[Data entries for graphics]
------------

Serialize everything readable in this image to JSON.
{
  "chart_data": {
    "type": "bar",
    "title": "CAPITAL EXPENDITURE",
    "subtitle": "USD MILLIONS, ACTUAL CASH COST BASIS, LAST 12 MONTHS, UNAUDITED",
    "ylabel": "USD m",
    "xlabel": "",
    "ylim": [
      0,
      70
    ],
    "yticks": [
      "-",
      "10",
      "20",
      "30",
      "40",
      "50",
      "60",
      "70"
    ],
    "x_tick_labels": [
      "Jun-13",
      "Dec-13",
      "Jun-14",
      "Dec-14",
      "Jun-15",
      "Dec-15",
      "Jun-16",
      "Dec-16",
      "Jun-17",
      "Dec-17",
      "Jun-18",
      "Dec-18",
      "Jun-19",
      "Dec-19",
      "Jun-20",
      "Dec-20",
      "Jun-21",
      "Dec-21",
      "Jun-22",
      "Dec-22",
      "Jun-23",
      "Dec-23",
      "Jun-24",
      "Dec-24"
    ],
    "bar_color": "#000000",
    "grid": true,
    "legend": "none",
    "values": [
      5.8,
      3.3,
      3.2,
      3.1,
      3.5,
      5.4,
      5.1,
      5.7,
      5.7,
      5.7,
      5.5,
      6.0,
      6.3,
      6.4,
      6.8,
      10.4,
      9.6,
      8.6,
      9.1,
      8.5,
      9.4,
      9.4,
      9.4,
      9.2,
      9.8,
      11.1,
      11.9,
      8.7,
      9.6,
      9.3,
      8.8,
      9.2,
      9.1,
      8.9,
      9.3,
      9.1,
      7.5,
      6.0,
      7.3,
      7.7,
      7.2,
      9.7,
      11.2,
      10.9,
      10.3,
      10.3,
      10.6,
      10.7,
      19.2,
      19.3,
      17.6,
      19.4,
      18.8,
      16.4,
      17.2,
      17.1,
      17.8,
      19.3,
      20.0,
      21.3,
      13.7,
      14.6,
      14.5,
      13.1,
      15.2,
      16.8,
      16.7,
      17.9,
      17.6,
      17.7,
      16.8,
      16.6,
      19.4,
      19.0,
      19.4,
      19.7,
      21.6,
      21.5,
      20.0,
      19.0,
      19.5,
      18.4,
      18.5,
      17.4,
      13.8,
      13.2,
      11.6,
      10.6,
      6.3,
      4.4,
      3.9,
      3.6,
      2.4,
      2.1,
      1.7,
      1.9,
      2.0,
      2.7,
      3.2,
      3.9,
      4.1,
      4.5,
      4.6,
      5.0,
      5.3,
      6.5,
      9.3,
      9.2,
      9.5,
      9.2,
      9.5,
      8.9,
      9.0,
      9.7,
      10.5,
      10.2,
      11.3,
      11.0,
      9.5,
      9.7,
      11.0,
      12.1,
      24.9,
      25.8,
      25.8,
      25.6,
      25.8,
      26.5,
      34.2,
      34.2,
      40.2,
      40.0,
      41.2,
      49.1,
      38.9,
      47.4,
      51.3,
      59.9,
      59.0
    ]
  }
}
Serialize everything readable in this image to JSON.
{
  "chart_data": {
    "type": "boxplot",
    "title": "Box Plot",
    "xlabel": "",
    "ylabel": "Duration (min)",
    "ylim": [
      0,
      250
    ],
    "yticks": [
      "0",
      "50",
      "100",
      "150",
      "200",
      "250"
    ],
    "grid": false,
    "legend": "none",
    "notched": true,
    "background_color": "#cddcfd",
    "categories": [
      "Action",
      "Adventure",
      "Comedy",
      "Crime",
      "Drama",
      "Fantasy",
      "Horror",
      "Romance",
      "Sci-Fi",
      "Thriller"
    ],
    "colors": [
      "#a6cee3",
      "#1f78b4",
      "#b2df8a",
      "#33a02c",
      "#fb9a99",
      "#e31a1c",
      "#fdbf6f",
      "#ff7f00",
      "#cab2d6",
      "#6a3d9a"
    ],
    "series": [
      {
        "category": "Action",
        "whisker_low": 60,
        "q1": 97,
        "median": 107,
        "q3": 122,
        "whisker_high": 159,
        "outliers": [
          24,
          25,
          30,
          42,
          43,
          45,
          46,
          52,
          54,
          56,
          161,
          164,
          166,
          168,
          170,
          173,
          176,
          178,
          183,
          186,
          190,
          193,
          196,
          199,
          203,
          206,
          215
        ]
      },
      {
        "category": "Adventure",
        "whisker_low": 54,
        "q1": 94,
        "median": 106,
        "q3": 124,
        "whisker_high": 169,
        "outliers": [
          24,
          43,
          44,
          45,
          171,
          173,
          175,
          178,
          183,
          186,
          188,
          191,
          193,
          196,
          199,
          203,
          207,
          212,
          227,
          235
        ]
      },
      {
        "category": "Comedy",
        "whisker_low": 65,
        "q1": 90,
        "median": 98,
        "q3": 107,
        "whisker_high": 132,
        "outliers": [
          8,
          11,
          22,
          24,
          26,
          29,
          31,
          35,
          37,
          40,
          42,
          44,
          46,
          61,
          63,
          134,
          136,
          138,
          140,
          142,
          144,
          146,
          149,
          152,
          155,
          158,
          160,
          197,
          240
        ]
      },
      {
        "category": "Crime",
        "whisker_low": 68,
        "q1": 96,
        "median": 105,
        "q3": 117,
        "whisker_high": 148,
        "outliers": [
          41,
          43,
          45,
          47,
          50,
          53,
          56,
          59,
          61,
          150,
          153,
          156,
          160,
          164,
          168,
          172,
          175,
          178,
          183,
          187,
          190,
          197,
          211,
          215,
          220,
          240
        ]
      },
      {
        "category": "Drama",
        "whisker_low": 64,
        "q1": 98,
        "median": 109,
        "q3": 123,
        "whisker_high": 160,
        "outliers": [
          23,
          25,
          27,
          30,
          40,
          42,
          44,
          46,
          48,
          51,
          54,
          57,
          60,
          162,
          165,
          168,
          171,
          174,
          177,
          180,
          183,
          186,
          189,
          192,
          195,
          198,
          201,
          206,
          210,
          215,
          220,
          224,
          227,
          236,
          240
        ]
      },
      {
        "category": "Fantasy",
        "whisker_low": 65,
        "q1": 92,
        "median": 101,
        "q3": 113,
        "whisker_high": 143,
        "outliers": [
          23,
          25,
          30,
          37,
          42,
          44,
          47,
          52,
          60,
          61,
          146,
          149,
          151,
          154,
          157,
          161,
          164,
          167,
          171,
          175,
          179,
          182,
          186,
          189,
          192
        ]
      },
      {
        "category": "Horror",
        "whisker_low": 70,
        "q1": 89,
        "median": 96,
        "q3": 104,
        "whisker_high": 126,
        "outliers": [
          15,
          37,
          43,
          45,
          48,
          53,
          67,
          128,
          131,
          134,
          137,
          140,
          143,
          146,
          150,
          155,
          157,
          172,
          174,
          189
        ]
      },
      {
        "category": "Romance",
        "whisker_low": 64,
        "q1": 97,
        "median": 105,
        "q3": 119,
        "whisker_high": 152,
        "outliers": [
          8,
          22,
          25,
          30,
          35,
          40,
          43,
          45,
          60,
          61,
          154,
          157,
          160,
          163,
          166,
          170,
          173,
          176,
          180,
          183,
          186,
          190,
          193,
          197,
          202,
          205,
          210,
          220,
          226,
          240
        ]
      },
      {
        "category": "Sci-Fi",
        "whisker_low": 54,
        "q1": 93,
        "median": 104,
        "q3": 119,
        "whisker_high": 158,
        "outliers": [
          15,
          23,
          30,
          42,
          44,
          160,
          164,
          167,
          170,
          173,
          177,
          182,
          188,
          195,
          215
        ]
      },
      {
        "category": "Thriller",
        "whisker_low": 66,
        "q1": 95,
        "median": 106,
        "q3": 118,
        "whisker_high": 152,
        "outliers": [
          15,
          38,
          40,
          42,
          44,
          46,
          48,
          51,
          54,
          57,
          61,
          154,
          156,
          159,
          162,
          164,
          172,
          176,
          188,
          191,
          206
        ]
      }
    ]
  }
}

------------

■ **REQUIRED TASK**
Restate the records, all of them, precisely as written.

■ **WORKED ANSWER**
Serialize everything readable in this image to JSON.
{
  "chart_data": {
    "type": "bar",
    "title": "CAPITAL EXPENDITURE",
    "subtitle": "USD MILLIONS, ACTUAL CASH COST BASIS, LAST 12 MONTHS, UNAUDITED",
    "ylabel": "USD m",
    "xlabel": "",
    "ylim": [
      0,
      70
    ],
    "yticks": [
      "-",
      "10",
      "20",
      "30",
      "40",
      "50",
      "60",
      "70"
    ],
    "x_tick_labels": [
      "Jun-13",
      "Dec-13",
      "Jun-14",
      "Dec-14",
      "Jun-15",
      "Dec-15",
      "Jun-16",
      "Dec-16",
      "Jun-17",
      "Dec-17",
      "Jun-18",
      "Dec-18",
      "Jun-19",
      "Dec-19",
      "Jun-20",
      "Dec-20",
      "Jun-21",
      "Dec-21",
      "Jun-22",
      "Dec-22",
      "Jun-23",
      "Dec-23",
      "Jun-24",
      "Dec-24"
    ],
    "bar_color": "#000000",
    "grid": true,
    "legend": "none",
    "values": [
      5.8,
      3.3,
      3.2,
      3.1,
      3.5,
      5.4,
      5.1,
      5.7,
      5.7,
      5.7,
      5.5,
      6.0,
      6.3,
      6.4,
      6.8,
      10.4,
      9.6,
      8.6,
      9.1,
      8.5,
      9.4,
      9.4,
      9.4,
      9.2,
      9.8,
      11.1,
      11.9,
      8.7,
      9.6,
      9.3,
      8.8,
      9.2,
      9.1,
      8.9,
      9.3,
      9.1,
      7.5,
      6.0,
      7.3,
      7.7,
      7.2,
      9.7,
      11.2,
      10.9,
      10.3,
      10.3,
      10.6,
      10.7,
      19.2,
      19.3,
      17.6,
      19.4,
      18.8,
      16.4,
      17.2,
      17.1,
      17.8,
      19.3,
      20.0,
      21.3,
      13.7,
      14.6,
      14.5,
      13.1,
      15.2,
      16.8,
      16.7,
      17.9,
      17.6,
      17.7,
      16.8,
      16.6,
      19.4,
      19.0,
      19.4,
      19.7,
      21.6,
      21.5,
      20.0,
      19.0,
      19.5,
      18.4,
      18.5,
      17.4,
      13.8,
      13.2,
      11.6,
      10.6,
      6.3,
      4.4,
      3.9,
      3.6,
      2.4,
      2.1,
      1.7,
      1.9,
      2.0,
      2.7,
      3.2,
      3.9,
      4.1,
      4.5,
      4.6,
      5.0,
      5.3,
      6.5,
      9.3,
      9.2,
      9.5,
      9.2,
      9.5,
      8.9,
      9.0,
      9.7,
      10.5,
      10.2,
      11.3,
      11.0,
      9.5,
      9.7,
      11.0,
      12.1,
      24.9,
      25.8,
      25.8,
      25.6,
      25.8,
      26.5,
      34.2,
      34.2,
      40.2,
      40.0,
      41.2,
      49.1,
      38.9,
      47.4,
      51.3,
      59.9,
      59.0
    ]
  }
}
Serialize everything readable in this image to JSON.
{
  "chart_data": {
    "type": "boxplot",
    "title": "Box Plot",
    "xlabel": "",
    "ylabel": "Duration (min)",
    "ylim": [
      0,
      250
    ],
    "yticks": [
      "0",
      "50",
      "100",
      "150",
      "200",
      "250"
    ],
    "grid": false,
    "legend": "none",
    "notched": true,
    "background_color": "#cddcfd",
    "categories": [
      "Action",
      "Adventure",
      "Comedy",
      "Crime",
      "Drama",
      "Fantasy",
      "Horror",
      "Romance",
      "Sci-Fi",
      "Thriller"
    ],
    "colors": [
      "#a6cee3",
      "#1f78b4",
      "#b2df8a",
      "#33a02c",
      "#fb9a99",
      "#e31a1c",
      "#fdbf6f",
      "#ff7f00",
      "#cab2d6",
      "#6a3d9a"
    ],
    "series": [
      {
        "category": "Action",
        "whisker_low": 60,
        "q1": 97,
        "median": 107,
        "q3": 122,
        "whisker_high": 159,
        "outliers": [
          24,
          25,
          30,
          42,
          43,
          45,
          46,
          52,
          54,
          56,
          161,
          164,
          166,
          168,
          170,
          173,
          176,
          178,
          183,
          186,
          190,
          193,
          196,
          199,
          203,
          206,
          215
        ]
      },
      {
        "category": "Adventure",
        "whisker_low": 54,
        "q1": 94,
        "median": 106,
        "q3": 124,
        "whisker_high": 169,
        "outliers": [
          24,
          43,
          44,
          45,
          171,
          173,
          175,
          178,
          183,
          186,
          188,
          191,
          193,
          196,
          199,
          203,
          207,
          212,
          227,
          235
        ]
      },
      {
        "category": "Comedy",
        "whisker_low": 65,
        "q1": 90,
        "median": 98,
        "q3": 107,
        "whisker_high": 132,
        "outliers": [
          8,
          11,
          22,
          24,
          26,
          29,
          31,
          35,
          37,
          40,
          42,
          44,
          46,
          61,
          63,
          134,
          136,
          138,
          140,
          142,
          144,
          146,
          149,
          152,
          155,
          158,
          160,
          197,
          240
        ]
      },
      {
        "category": "Crime",
        "whisker_low": 68,
        "q1": 96,
        "median": 105,
        "q3": 117,
        "whisker_high": 148,
        "outliers": [
          41,
          43,
          45,
          47,
          50,
          53,
          56,
          59,
          61,
          150,
          153,
          156,
          160,
          164,
          168,
          172,
          175,
          178,
          183,
          187,
          190,
          197,
          211,
          215,
          220,
          240
        ]
      },
      {
        "category": "Drama",
        "whisker_low": 64,
        "q1": 98,
        "median": 109,
        "q3": 123,
        "whisker_high": 160,
        "outliers": [
          23,
          25,
          27,
          30,
          40,
          42,
          44,
          46,
          48,
          51,
          54,
          57,
          60,
          162,
          165,
          168,
          171,
          174,
          177,
          180,
          183,
          186,
          189,
          192,
          195,
          198,
          201,
          206,
          210,
          215,
          220,
          224,
          227,
          236,
          240
        ]
      },
      {
        "category": "Fantasy",
        "whisker_low": 65,
        "q1": 92,
        "median": 101,
        "q3": 113,
        "whisker_high": 143,
        "outliers": [
          23,
          25,
          30,
          37,
          42,
          44,
          47,
          52,
          60,
          61,
          146,
          149,
          151,
          154,
          157,
          161,
          164,
          167,
          171,
          175,
          179,
          182,
          186,
          189,
          192
        ]
      },
      {
        "category": "Horror",
        "whisker_low": 70,
        "q1": 89,
        "median": 96,
        "q3": 104,
        "whisker_high": 126,
        "outliers": [
          15,
          37,
          43,
          45,
          48,
          53,
          67,
          128,
          131,
          134,
          137,
          140,
          143,
          146,
          150,
          155,
          157,
          172,
          174,
          189
        ]
      },
      {
        "category": "Romance",
        "whisker_low": 64,
        "q1": 97,
        "median": 105,
        "q3": 119,
        "whisker_high": 152,
        "outliers": [
          8,
          22,
          25,
          30,
          35,
          40,
          43,
          45,
          60,
          61,
          154,
          157,
          160,
          163,
          166,
          170,
          173,
          176,
          180,
          183,
          186,
          190,
          193,
          197,
          202,
          205,
          210,
          220,
          226,
          240
        ]
      },
      {
        "category": "Sci-Fi",
        "whisker_low": 54,
        "q1": 93,
        "median": 104,
        "q3": 119,
        "whisker_high": 158,
        "outliers": [
          15,
          23,
          30,
          42,
          44,
          160,
          164,
          167,
          170,
          173,
          177,
          182,
          188,
          195,
          215
        ]
      },
      {
        "category": "Thriller",
        "whisker_low": 66,
        "q1": 95,
        "median": 106,
        "q3": 118,
        "whisker_high": 152,
        "outliers": [
          15,
          38,
          40,
          42,
          44,
          46,
          48,
          51,
          54,
          57,
          61,
          154,
          156,
          159,
          162,
          164,
          172,
          176,
          188,
          191,
          206
        ]
      }
    ]
  }
}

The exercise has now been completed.